Pull out every line containing the string "Total".

Dataset entries on figures:
• • • •
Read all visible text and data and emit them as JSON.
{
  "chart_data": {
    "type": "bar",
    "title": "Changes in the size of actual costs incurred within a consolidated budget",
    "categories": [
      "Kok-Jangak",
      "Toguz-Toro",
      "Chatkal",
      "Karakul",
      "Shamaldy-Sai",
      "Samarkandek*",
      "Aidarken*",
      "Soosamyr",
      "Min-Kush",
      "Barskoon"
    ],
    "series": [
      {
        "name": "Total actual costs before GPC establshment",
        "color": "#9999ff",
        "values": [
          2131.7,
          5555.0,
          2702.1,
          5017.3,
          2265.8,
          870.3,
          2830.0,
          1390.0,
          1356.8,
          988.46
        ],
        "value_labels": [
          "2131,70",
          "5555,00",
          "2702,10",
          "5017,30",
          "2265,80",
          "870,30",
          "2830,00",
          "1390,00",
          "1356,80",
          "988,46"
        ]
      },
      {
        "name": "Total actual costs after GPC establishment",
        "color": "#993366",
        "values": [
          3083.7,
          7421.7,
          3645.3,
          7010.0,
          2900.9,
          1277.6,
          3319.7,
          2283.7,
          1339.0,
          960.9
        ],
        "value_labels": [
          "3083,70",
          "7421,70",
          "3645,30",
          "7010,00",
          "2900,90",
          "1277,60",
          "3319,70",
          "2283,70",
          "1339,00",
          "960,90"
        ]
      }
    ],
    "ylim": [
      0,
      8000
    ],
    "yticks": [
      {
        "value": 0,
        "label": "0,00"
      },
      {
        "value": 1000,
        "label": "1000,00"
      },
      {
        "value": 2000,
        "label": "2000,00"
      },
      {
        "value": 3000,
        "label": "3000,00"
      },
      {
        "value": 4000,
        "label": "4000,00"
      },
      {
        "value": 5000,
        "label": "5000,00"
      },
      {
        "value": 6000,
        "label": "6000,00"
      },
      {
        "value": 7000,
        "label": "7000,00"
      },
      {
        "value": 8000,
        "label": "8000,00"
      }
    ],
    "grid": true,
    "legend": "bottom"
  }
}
• • • •
Output of the exercise
        "name": "Total actual costs before GPC establshment",
        "name": "Total actual costs after GPC establishment",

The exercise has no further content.